# START OF Task material

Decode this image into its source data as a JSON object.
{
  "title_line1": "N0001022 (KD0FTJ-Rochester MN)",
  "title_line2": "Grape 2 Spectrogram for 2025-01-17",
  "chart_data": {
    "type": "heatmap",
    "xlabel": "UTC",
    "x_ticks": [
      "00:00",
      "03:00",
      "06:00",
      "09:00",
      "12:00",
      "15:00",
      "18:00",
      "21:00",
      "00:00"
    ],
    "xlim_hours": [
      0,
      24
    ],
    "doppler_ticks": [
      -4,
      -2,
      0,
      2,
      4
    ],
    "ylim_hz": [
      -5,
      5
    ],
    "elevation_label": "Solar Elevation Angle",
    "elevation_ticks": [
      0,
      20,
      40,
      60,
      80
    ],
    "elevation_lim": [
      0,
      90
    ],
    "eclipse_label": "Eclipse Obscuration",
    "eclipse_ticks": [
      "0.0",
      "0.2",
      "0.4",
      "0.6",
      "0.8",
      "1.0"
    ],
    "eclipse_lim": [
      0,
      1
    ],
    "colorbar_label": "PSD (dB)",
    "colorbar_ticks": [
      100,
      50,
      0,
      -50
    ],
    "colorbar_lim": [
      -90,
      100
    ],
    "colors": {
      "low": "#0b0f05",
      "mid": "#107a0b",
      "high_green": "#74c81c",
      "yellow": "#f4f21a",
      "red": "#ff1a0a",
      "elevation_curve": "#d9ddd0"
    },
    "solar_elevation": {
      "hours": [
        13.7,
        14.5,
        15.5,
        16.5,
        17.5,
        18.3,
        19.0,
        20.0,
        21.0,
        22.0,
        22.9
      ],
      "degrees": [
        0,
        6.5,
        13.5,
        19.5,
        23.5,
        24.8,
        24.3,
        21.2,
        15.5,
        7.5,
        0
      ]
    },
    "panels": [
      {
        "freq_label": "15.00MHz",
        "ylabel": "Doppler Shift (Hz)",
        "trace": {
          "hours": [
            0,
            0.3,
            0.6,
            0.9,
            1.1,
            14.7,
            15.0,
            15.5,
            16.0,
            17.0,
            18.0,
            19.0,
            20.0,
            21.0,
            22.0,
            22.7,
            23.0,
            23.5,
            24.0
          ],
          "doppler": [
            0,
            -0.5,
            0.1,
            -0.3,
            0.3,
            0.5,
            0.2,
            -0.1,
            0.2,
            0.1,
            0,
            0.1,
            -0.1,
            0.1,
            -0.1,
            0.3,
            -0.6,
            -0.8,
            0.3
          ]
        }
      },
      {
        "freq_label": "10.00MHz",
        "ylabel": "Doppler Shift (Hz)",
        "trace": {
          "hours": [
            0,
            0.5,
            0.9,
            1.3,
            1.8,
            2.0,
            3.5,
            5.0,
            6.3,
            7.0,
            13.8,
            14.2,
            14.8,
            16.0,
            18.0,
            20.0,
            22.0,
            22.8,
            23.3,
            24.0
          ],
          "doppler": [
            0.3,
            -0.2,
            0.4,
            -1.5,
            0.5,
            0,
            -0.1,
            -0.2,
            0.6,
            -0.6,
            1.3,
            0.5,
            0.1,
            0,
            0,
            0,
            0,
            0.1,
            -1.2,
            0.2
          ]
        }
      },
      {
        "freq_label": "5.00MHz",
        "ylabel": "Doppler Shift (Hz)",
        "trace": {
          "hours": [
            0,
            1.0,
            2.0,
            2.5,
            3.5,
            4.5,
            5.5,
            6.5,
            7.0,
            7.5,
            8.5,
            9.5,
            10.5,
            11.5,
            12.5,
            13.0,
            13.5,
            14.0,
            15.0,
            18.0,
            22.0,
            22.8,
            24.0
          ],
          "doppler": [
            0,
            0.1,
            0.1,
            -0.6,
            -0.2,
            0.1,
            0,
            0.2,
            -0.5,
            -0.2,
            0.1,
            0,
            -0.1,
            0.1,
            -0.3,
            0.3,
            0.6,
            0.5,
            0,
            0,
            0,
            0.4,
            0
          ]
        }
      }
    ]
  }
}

# END OF Task material

§ **Short problem**: Reproduce all the records precisely.

§ **Answer to the problem**:
Decode this image into its source data as a JSON object.
{
  "title_line1": "N0001022 (KD0FTJ-Rochester MN)",
  "title_line2": "Grape 2 Spectrogram for 2025-01-17",
  "chart_data": {
    "type": "heatmap",
    "xlabel": "UTC",
    "x_ticks": [
      "00:00",
      "03:00",
      "06:00",
      "09:00",
      "12:00",
      "15:00",
      "18:00",
      "21:00",
      "00:00"
    ],
    "xlim_hours": [
      0,
      24
    ],
    "doppler_ticks": [
      -4,
      -2,
      0,
      2,
      4
    ],
    "ylim_hz": [
      -5,
      5
    ],
    "elevation_label": "Solar Elevation Angle",
    "elevation_ticks": [
      0,
      20,
      40,
      60,
      80
    ],
    "elevation_lim": [
      0,
      90
    ],
    "eclipse_label": "Eclipse Obscuration",
    "eclipse_ticks": [
      "0.0",
      "0.2",
      "0.4",
      "0.6",
      "0.8",
      "1.0"
    ],
    "eclipse_lim": [
      0,
      1
    ],
    "colorbar_label": "PSD (dB)",
    "colorbar_ticks": [
      100,
      50,
      0,
      -50
    ],
    "colorbar_lim": [
      -90,
      100
    ],
    "colors": {
      "low": "#0b0f05",
      "mid": "#107a0b",
      "high_green": "#74c81c",
      "yellow": "#f4f21a",
      "red": "#ff1a0a",
      "elevation_curve": "#d9ddd0"
    },
    "solar_elevation": {
      "hours": [
        13.7,
        14.5,
        15.5,
        16.5,
        17.5,
        18.3,
        19.0,
        20.0,
        21.0,
        22.0,
        22.9
      ],
      "degrees": [
        0,
        6.5,
        13.5,
        19.5,
        23.5,
        24.8,
        24.3,
        21.2,
        15.5,
        7.5,
        0
      ]
    },
    "panels": [
      {
        "freq_label": "15.00MHz",
        "ylabel": "Doppler Shift (Hz)",
        "trace": {
          "hours": [
            0,
            0.3,
            0.6,
            0.9,
            1.1,
            14.7,
            15.0,
            15.5,
            16.0,
            17.0,
            18.0,
            19.0,
            20.0,
            21.0,
            22.0,
            22.7,
            23.0,
            23.5,
            24.0
          ],
          "doppler": [
            0,
            -0.5,
            0.1,
            -0.3,
            0.3,
            0.5,
            0.2,
            -0.1,
            0.2,
            0.1,
            0,
            0.1,
            -0.1,
            0.1,
            -0.1,
            0.3,
            -0.6,
            -0.8,
            0.3
          ]
        }
      },
      {
        "freq_label": "10.00MHz",
        "ylabel": "Doppler Shift (Hz)",
        "trace": {
          "hours": [
            0,
            0.5,
            0.9,
            1.3,
            1.8,
            2.0,
            3.5,
            5.0,
            6.3,
            7.0,
            13.8,
            14.2,
            14.8,
            16.0,
            18.0,
            20.0,
            22.0,
            22.8,
            23.3,
            24.0
          ],
          "doppler": [
            0.3,
            -0.2,
            0.4,
            -1.5,
            0.5,
            0,
            -0.1,
            -0.2,
            0.6,
            -0.6,
            1.3,
            0.5,
            0.1,
            0,
            0,
            0,
            0,
            0.1,
            -1.2,
            0.2
          ]
        }
      },
      {
        "freq_label": "5.00MHz",
        "ylabel": "Doppler Shift (Hz)",
        "trace": {
          "hours": [
            0,
            1.0,
            2.0,
            2.5,
            3.5,
            4.5,
            5.5,
            6.5,
            7.0,
            7.5,
            8.5,
            9.5,
            10.5,
            11.5,
            12.5,
            13.0,
            13.5,
            14.0,
            15.0,
            18.0,
            22.0,
            22.8,
            24.0
          ],
          "doppler": [
            0,
            0.1,
            0.1,
            -0.6,
            -0.2,
            0.1,
            0,
            0.2,
            -0.5,
            -0.2,
            0.1,
            0,
            -0.1,
            0.1,
            -0.3,
            0.3,
            0.6,
            0.5,
            0,
            0,
            0,
            0.4,
            0
          ]
        }
      }
    ]
  }
}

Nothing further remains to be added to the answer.